[Stored items from a collection]
::::::::::
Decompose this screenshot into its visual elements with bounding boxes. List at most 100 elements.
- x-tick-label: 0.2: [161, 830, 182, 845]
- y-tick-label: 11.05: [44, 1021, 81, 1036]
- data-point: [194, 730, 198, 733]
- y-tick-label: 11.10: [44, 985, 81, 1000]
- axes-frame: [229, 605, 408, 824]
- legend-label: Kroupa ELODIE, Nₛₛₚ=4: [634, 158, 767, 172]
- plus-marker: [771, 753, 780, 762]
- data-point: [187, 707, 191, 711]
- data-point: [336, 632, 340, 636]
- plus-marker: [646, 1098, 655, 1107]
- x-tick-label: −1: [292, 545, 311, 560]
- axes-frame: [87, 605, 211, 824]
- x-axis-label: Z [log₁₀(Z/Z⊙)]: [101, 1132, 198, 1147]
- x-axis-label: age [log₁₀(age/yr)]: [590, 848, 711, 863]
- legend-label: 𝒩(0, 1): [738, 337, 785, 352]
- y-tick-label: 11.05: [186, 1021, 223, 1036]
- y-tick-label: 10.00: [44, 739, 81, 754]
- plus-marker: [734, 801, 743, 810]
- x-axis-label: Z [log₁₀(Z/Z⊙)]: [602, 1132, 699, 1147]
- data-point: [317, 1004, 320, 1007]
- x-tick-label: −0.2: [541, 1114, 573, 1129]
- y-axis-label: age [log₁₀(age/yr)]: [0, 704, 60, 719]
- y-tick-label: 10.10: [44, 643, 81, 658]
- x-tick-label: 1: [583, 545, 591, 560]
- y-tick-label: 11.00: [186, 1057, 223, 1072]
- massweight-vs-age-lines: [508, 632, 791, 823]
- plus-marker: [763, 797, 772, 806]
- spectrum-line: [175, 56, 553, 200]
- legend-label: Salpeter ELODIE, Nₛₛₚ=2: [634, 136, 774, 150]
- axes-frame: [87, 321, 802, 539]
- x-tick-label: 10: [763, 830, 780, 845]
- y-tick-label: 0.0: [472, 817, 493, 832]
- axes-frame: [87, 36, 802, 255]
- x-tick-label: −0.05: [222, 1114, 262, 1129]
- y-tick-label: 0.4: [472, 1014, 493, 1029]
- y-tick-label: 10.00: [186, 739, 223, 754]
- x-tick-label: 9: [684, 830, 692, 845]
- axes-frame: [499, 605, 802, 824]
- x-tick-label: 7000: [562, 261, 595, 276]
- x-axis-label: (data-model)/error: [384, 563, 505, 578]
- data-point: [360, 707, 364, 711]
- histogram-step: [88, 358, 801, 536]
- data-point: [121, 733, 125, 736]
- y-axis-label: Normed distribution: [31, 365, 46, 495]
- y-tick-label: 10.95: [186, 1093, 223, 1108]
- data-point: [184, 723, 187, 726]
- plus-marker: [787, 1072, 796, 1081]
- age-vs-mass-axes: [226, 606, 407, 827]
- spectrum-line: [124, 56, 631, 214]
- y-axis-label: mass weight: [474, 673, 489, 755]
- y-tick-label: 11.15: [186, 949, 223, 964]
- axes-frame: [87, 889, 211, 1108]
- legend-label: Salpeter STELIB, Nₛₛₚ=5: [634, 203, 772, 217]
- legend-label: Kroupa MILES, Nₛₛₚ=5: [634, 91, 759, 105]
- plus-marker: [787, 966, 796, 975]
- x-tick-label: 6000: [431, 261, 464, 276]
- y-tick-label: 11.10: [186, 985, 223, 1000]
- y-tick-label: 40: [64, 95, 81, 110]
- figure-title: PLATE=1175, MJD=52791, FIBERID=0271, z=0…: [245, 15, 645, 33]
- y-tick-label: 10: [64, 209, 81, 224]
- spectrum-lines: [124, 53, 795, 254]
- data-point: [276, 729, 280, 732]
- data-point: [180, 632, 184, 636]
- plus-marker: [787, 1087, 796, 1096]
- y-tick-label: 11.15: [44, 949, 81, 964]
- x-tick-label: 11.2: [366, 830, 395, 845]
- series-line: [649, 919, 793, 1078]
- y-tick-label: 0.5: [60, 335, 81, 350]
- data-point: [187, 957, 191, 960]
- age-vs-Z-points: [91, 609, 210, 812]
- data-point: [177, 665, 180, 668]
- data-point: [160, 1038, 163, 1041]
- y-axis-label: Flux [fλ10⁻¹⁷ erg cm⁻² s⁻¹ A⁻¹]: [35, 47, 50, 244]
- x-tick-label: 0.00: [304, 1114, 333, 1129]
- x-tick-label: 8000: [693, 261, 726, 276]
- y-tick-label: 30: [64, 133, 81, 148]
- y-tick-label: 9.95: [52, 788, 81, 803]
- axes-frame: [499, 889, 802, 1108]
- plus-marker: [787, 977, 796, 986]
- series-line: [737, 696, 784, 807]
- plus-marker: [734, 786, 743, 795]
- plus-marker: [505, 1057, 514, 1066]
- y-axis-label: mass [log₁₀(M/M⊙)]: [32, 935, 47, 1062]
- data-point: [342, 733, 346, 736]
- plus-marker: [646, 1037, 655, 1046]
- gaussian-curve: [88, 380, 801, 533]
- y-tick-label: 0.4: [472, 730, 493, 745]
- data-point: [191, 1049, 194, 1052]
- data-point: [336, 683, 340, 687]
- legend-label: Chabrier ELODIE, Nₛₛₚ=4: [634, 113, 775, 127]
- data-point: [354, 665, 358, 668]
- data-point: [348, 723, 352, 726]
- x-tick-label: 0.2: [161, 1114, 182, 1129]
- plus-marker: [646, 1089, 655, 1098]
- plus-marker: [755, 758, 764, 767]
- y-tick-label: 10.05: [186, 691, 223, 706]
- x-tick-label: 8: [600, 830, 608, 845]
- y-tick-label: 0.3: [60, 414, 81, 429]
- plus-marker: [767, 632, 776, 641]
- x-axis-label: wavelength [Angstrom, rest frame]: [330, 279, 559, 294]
::::::::::
> **EXERCISE AIM**: Reproduce all of the lines above, substituting "cross-marker" for every occurrence of "plus-marker" and leaving everything else unchanged.

> **ANSWER TO THIS TASK**:
Decompose this screenshot into its visual elements with bounding boxes. List at most 100 elements.
- x-tick-label: 0.2: [161, 830, 182, 845]
- y-tick-label: 11.05: [44, 1021, 81, 1036]
- data-point: [194, 730, 198, 733]
- y-tick-label: 11.10: [44, 985, 81, 1000]
- axes-frame: [229, 605, 408, 824]
- legend-label: Kroupa ELODIE, Nₛₛₚ=4: [634, 158, 767, 172]
- cross-marker: [771, 753, 780, 762]
- data-point: [187, 707, 191, 711]
- data-point: [336, 632, 340, 636]
- cross-marker: [646, 1098, 655, 1107]
- x-tick-label: −1: [292, 545, 311, 560]
- axes-frame: [87, 605, 211, 824]
- x-axis-label: Z [log₁₀(Z/Z⊙)]: [101, 1132, 198, 1147]
- x-axis-label: age [log₁₀(age/yr)]: [590, 848, 711, 863]
- legend-label: 𝒩(0, 1): [738, 337, 785, 352]
- y-tick-label: 11.05: [186, 1021, 223, 1036]
- y-tick-label: 10.00: [44, 739, 81, 754]
- cross-marker: [734, 801, 743, 810]
- x-axis-label: Z [log₁₀(Z/Z⊙)]: [602, 1132, 699, 1147]
- data-point: [317, 1004, 320, 1007]
- x-tick-label: −0.2: [541, 1114, 573, 1129]
- y-axis-label: age [log₁₀(age/yr)]: [0, 704, 60, 719]
- y-tick-label: 10.10: [44, 643, 81, 658]
- x-tick-label: 1: [583, 545, 591, 560]
- y-tick-label: 11.00: [186, 1057, 223, 1072]
- massweight-vs-age-lines: [508, 632, 791, 823]
- cross-marker: [763, 797, 772, 806]
- spectrum-line: [175, 56, 553, 200]
- legend-label: Salpeter ELODIE, Nₛₛₚ=2: [634, 136, 774, 150]
- axes-frame: [87, 321, 802, 539]
- x-tick-label: 10: [763, 830, 780, 845]
- y-tick-label: 0.0: [472, 817, 493, 832]
- axes-frame: [87, 36, 802, 255]
- x-tick-label: −0.05: [222, 1114, 262, 1129]
- y-tick-label: 0.4: [472, 1014, 493, 1029]
- y-tick-label: 10.00: [186, 739, 223, 754]
- x-tick-label: 9: [684, 830, 692, 845]
- axes-frame: [499, 605, 802, 824]
- x-tick-label: 7000: [562, 261, 595, 276]
- x-axis-label: (data-model)/error: [384, 563, 505, 578]
- data-point: [360, 707, 364, 711]
- histogram-step: [88, 358, 801, 536]
- data-point: [121, 733, 125, 736]
- y-axis-label: Normed distribution: [31, 365, 46, 495]
- y-tick-label: 10.95: [186, 1093, 223, 1108]
- data-point: [184, 723, 187, 726]
- cross-marker: [787, 1072, 796, 1081]
- age-vs-mass-axes: [226, 606, 407, 827]
- spectrum-line: [124, 56, 631, 214]
- y-axis-label: mass weight: [474, 673, 489, 755]
- y-tick-label: 11.15: [186, 949, 223, 964]
- axes-frame: [87, 889, 211, 1108]
- legend-label: Salpeter STELIB, Nₛₛₚ=5: [634, 203, 772, 217]
- legend-label: Kroupa MILES, Nₛₛₚ=5: [634, 91, 759, 105]
- cross-marker: [787, 966, 796, 975]
- x-tick-label: 6000: [431, 261, 464, 276]
- y-tick-label: 11.10: [186, 985, 223, 1000]
- y-tick-label: 40: [64, 95, 81, 110]
- figure-title: PLATE=1175, MJD=52791, FIBERID=0271, z=0…: [245, 15, 645, 33]
- y-tick-label: 10: [64, 209, 81, 224]
- spectrum-lines: [124, 53, 795, 254]
- data-point: [276, 729, 280, 732]
- data-point: [180, 632, 184, 636]
- cross-marker: [787, 1087, 796, 1096]
- y-tick-label: 11.15: [44, 949, 81, 964]
- x-tick-label: 11.2: [366, 830, 395, 845]
- series-line: [649, 919, 793, 1078]
- y-tick-label: 0.5: [60, 335, 81, 350]
- data-point: [187, 957, 191, 960]
- age-vs-Z-points: [91, 609, 210, 812]
- data-point: [177, 665, 180, 668]
- data-point: [160, 1038, 163, 1041]
- y-axis-label: Flux [fλ10⁻¹⁷ erg cm⁻² s⁻¹ A⁻¹]: [35, 47, 50, 244]
- x-tick-label: 0.00: [304, 1114, 333, 1129]
- x-tick-label: 8000: [693, 261, 726, 276]
- y-tick-label: 30: [64, 133, 81, 148]
- y-tick-label: 9.95: [52, 788, 81, 803]
- axes-frame: [499, 889, 802, 1108]
- cross-marker: [787, 977, 796, 986]
- series-line: [737, 696, 784, 807]
- cross-marker: [734, 786, 743, 795]
- cross-marker: [505, 1057, 514, 1066]
- y-axis-label: mass [log₁₀(M/M⊙)]: [32, 935, 47, 1062]
- data-point: [342, 733, 346, 736]
- cross-marker: [646, 1037, 655, 1046]
- gaussian-curve: [88, 380, 801, 533]
- y-tick-label: 0.4: [472, 730, 493, 745]
- data-point: [191, 1049, 194, 1052]
- data-point: [336, 683, 340, 687]
- legend-label: Chabrier ELODIE, Nₛₛₚ=4: [634, 113, 775, 127]
- data-point: [354, 665, 358, 668]
- data-point: [348, 723, 352, 726]
- x-tick-label: 0.2: [161, 1114, 182, 1129]
- cross-marker: [646, 1089, 655, 1098]
- cross-marker: [755, 758, 764, 767]
- y-tick-label: 10.05: [186, 691, 223, 706]
- x-tick-label: 8: [600, 830, 608, 845]
- y-tick-label: 0.3: [60, 414, 81, 429]
- cross-marker: [767, 632, 776, 641]
- x-axis-label: wavelength [Angstrom, rest frame]: [330, 279, 559, 294]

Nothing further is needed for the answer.